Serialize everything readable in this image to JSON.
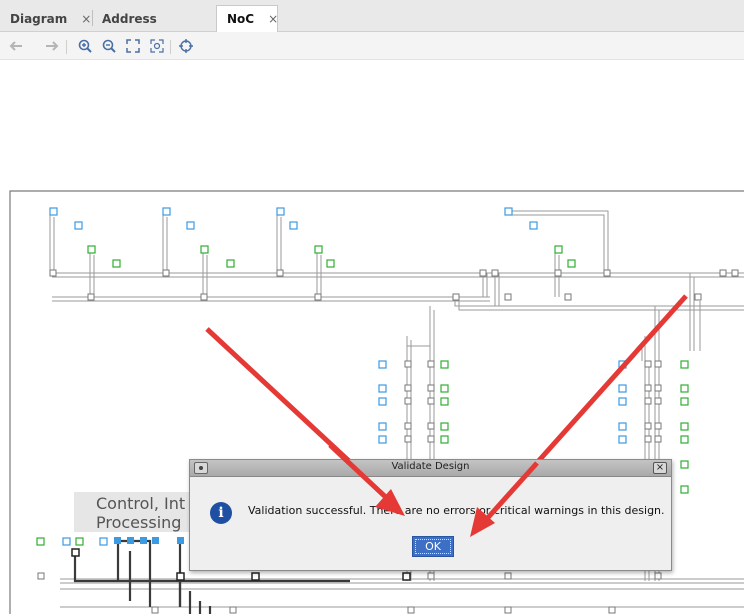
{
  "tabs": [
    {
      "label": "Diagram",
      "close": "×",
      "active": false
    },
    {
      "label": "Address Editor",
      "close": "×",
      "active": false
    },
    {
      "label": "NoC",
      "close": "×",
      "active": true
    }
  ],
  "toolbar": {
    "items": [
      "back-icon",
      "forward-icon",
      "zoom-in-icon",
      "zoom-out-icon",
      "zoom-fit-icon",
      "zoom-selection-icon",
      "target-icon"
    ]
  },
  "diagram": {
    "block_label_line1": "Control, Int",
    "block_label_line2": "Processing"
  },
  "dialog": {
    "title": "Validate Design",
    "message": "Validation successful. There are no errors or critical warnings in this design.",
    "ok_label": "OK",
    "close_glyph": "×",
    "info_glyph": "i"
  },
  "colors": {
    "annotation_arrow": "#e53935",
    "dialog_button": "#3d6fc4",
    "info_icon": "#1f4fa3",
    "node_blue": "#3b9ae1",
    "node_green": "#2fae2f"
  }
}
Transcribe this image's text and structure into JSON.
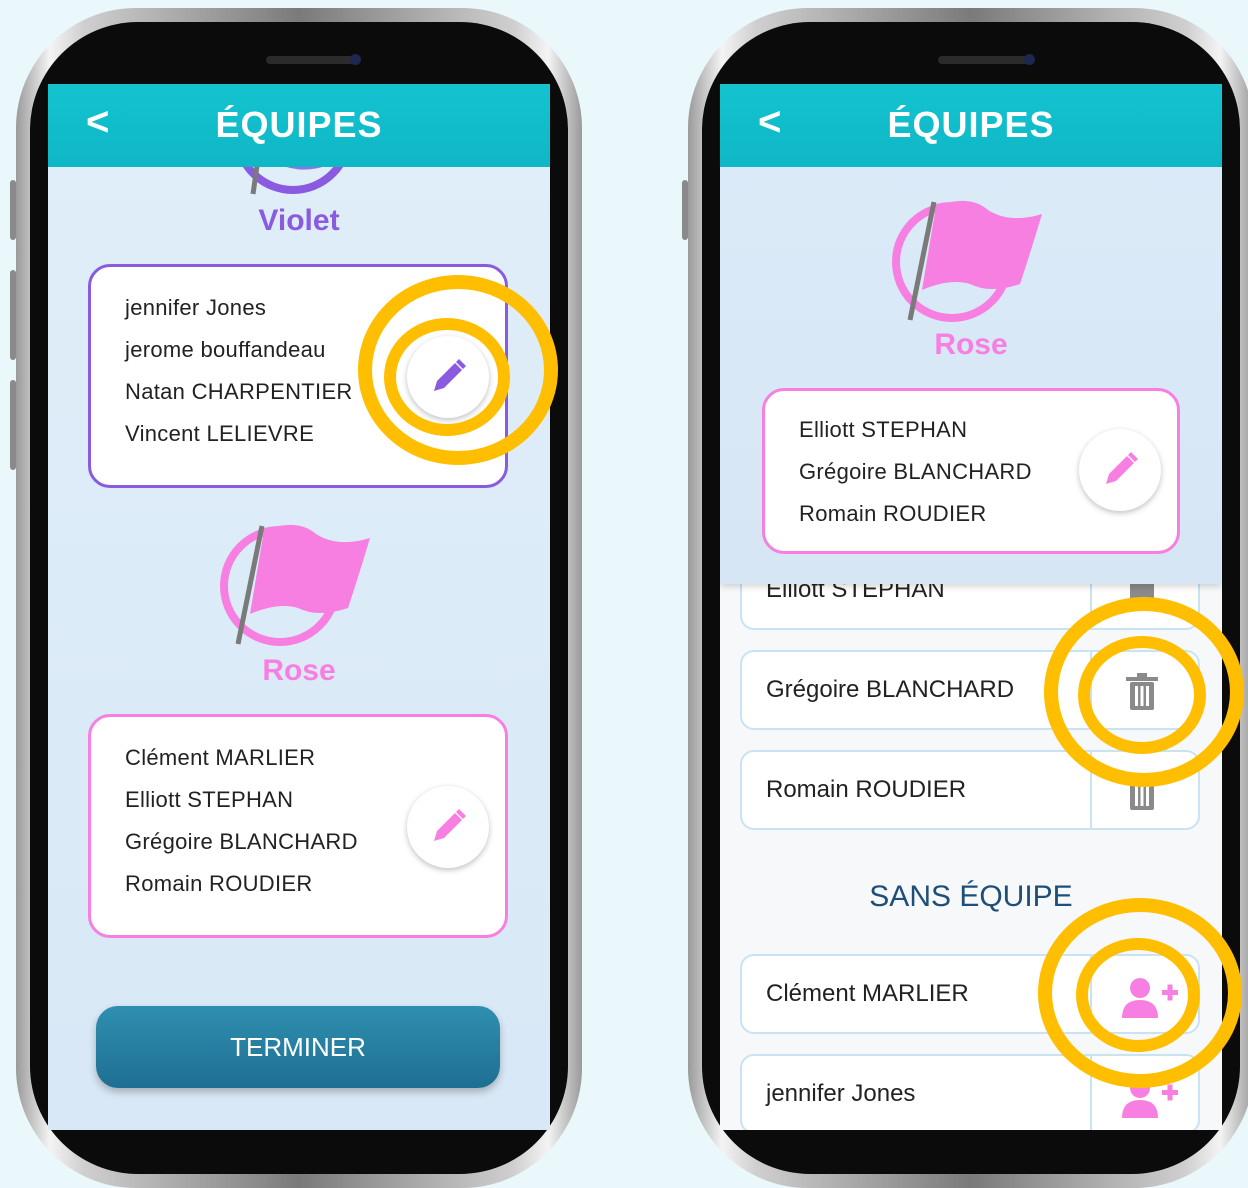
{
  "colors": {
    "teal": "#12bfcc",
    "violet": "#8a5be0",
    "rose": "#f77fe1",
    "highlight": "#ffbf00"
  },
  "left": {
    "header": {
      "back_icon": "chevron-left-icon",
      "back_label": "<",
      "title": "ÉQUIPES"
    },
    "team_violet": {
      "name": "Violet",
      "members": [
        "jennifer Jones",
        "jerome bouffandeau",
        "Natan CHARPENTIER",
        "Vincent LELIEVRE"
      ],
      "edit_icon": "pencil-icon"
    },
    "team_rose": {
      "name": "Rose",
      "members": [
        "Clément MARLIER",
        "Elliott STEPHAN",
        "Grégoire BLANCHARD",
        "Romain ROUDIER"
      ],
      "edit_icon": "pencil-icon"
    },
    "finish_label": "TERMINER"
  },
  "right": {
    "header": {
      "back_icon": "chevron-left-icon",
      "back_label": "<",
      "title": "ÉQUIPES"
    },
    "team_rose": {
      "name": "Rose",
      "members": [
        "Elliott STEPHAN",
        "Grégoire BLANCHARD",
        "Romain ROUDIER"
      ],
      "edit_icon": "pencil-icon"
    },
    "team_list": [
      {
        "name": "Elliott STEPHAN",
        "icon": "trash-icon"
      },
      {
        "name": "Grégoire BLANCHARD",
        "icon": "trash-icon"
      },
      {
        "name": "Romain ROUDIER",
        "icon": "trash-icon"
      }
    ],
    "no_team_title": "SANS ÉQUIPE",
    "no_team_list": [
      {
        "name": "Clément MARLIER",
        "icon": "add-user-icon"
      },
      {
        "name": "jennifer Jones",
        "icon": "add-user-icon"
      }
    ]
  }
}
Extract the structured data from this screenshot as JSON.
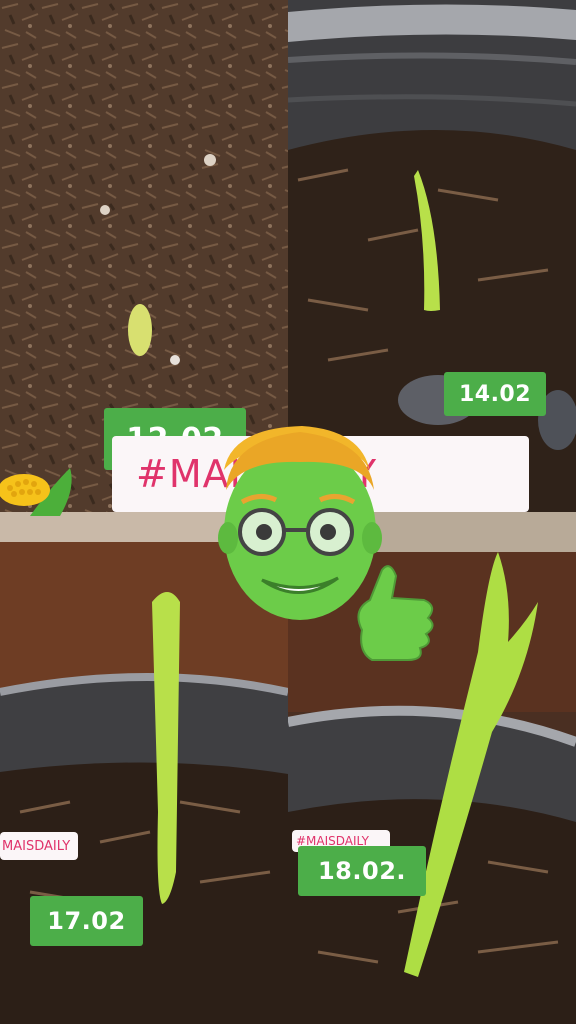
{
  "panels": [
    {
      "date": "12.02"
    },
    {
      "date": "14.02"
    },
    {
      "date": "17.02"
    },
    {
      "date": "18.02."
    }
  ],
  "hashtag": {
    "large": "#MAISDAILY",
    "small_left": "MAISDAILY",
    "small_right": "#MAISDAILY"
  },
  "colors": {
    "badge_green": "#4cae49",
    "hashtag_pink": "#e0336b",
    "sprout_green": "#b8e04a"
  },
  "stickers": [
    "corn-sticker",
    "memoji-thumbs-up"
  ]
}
......
> _TASK TO CARRY OUT_: Quote the data exactly, leaving every image out of the copy.

> _ANSWER FOR THIS EXERCISE_:
Serialize everything readable in this image to JSON.
{
  "tabs": [
    {
      "label": "Diagram",
      "close": "×",
      "active": false
    },
    {
      "label": "Address Editor",
      "close": "×",
      "active": false
    },
    {
      "label": "NoC",
      "close": "×",
      "active": true
    }
  ],
  "toolbar": {
    "items": [
      "back-icon",
      "forward-icon",
      "zoom-in-icon",
      "zoom-out-icon",
      "zoom-fit-icon",
      "zoom-selection-icon",
      "target-icon"
    ]
  },
  "diagram": {
    "block_label_line1": "Control, Int",
    "block_label_line2": "Processing"
  },
  "dialog": {
    "title": "Validate Design",
    "message": "Validation successful. There are no errors or critical warnings in this design.",
    "ok_label": "OK",
    "close_glyph": "×",
    "info_glyph": "i"
  },
  "colors": {
    "annotation_arrow": "#e53935",
    "dialog_button": "#3d6fc4",
    "info_icon": "#1f4fa3",
    "node_blue": "#3b9ae1",
    "node_green": "#2fae2f"
  }
}
Transcribe this image's text and structure into JSON.
{
  "colors": {
    "teal": "#12bfcc",
    "violet": "#8a5be0",
    "rose": "#f77fe1",
    "highlight": "#ffbf00"
  },
  "left": {
    "header": {
      "back_icon": "chevron-left-icon",
      "back_label": "<",
      "title": "ÉQUIPES"
    },
    "team_violet": {
      "name": "Violet",
      "members": [
        "jennifer Jones",
        "jerome bouffandeau",
        "Natan CHARPENTIER",
        "Vincent LELIEVRE"
      ],
      "edit_icon": "pencil-icon"
    },
    "team_rose": {
      "name": "Rose",
      "members": [
        "Clément MARLIER",
        "Elliott STEPHAN",
        "Grégoire BLANCHARD",
        "Romain ROUDIER"
      ],
      "edit_icon": "pencil-icon"
    },
    "finish_label": "TERMINER"
  },
  "right": {
    "header": {
      "back_icon": "chevron-left-icon",
      "back_label": "<",
      "title": "ÉQUIPES"
    },
    "team_rose": {
      "name": "Rose",
      "members": [
        "Elliott STEPHAN",
        "Grégoire BLANCHARD",
        "Romain ROUDIER"
      ],
      "edit_icon": "pencil-icon"
    },
    "team_list": [
      {
        "name": "Elliott STEPHAN",
        "icon": "trash-icon"
      },
      {
        "name": "Grégoire BLANCHARD",
        "icon": "trash-icon"
      },
      {
        "name": "Romain ROUDIER",
        "icon": "trash-icon"
      }
    ],
    "no_team_title": "SANS ÉQUIPE",
    "no_team_list": [
      {
        "name": "Clément MARLIER",
        "icon": "add-user-icon"
      },
      {
        "name": "jennifer Jones",
        "icon": "add-user-icon"
      }
    ]
  }
}
Extract the structured data from this screenshot as JSON.
{
  "panels": [
    {
      "date": "12.02"
    },
    {
      "date": "14.02"
    },
    {
      "date": "17.02"
    },
    {
      "date": "18.02."
    }
  ],
  "hashtag": {
    "large": "#MAISDAILY",
    "small_left": "MAISDAILY",
    "small_right": "#MAISDAILY"
  },
  "colors": {
    "badge_green": "#4cae49",
    "hashtag_pink": "#e0336b",
    "sprout_green": "#b8e04a"
  },
  "stickers": [
    "corn-sticker",
    "memoji-thumbs-up"
  ]
}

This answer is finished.